**Stated exercise**. Quote the data below in full, minus the images.

**Given entries**.
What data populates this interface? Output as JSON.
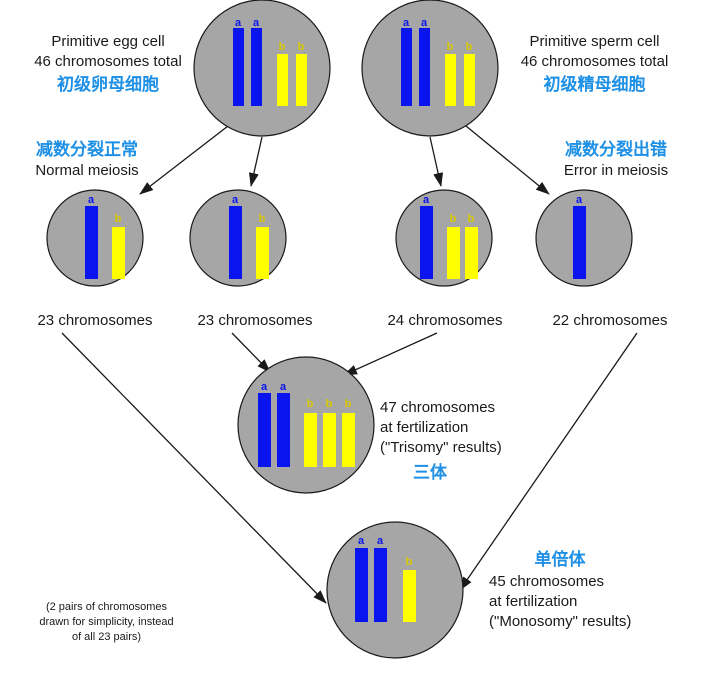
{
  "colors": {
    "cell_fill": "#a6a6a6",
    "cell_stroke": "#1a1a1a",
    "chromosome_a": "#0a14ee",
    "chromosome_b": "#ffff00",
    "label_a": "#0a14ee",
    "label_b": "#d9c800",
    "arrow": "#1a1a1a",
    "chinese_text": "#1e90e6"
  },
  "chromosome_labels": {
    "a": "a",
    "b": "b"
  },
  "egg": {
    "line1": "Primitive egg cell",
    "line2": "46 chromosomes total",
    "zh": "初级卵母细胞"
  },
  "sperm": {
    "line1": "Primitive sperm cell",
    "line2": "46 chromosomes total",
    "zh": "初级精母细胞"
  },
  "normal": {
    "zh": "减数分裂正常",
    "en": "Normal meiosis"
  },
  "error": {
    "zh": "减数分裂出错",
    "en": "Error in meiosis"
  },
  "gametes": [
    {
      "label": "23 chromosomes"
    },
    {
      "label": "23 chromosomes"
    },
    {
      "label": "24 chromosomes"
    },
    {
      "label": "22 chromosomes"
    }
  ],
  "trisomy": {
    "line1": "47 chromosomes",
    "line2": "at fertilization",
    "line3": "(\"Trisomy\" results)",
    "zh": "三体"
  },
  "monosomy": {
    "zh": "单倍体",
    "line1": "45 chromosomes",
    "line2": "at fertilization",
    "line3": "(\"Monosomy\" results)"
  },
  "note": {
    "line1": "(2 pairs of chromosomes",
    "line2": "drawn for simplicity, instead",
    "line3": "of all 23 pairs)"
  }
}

**Exercise answer**.
What data populates this interface? Output as JSON.
{
  "colors": {
    "cell_fill": "#a6a6a6",
    "cell_stroke": "#1a1a1a",
    "chromosome_a": "#0a14ee",
    "chromosome_b": "#ffff00",
    "label_a": "#0a14ee",
    "label_b": "#d9c800",
    "arrow": "#1a1a1a",
    "chinese_text": "#1e90e6"
  },
  "chromosome_labels": {
    "a": "a",
    "b": "b"
  },
  "egg": {
    "line1": "Primitive egg cell",
    "line2": "46 chromosomes total",
    "zh": "初级卵母细胞"
  },
  "sperm": {
    "line1": "Primitive sperm cell",
    "line2": "46 chromosomes total",
    "zh": "初级精母细胞"
  },
  "normal": {
    "zh": "减数分裂正常",
    "en": "Normal meiosis"
  },
  "error": {
    "zh": "减数分裂出错",
    "en": "Error in meiosis"
  },
  "gametes": [
    {
      "label": "23 chromosomes"
    },
    {
      "label": "23 chromosomes"
    },
    {
      "label": "24 chromosomes"
    },
    {
      "label": "22 chromosomes"
    }
  ],
  "trisomy": {
    "line1": "47 chromosomes",
    "line2": "at fertilization",
    "line3": "(\"Trisomy\" results)",
    "zh": "三体"
  },
  "monosomy": {
    "zh": "单倍体",
    "line1": "45 chromosomes",
    "line2": "at fertilization",
    "line3": "(\"Monosomy\" results)"
  },
  "note": {
    "line1": "(2 pairs of chromosomes",
    "line2": "drawn for simplicity, instead",
    "line3": "of all 23 pairs)"
  }
}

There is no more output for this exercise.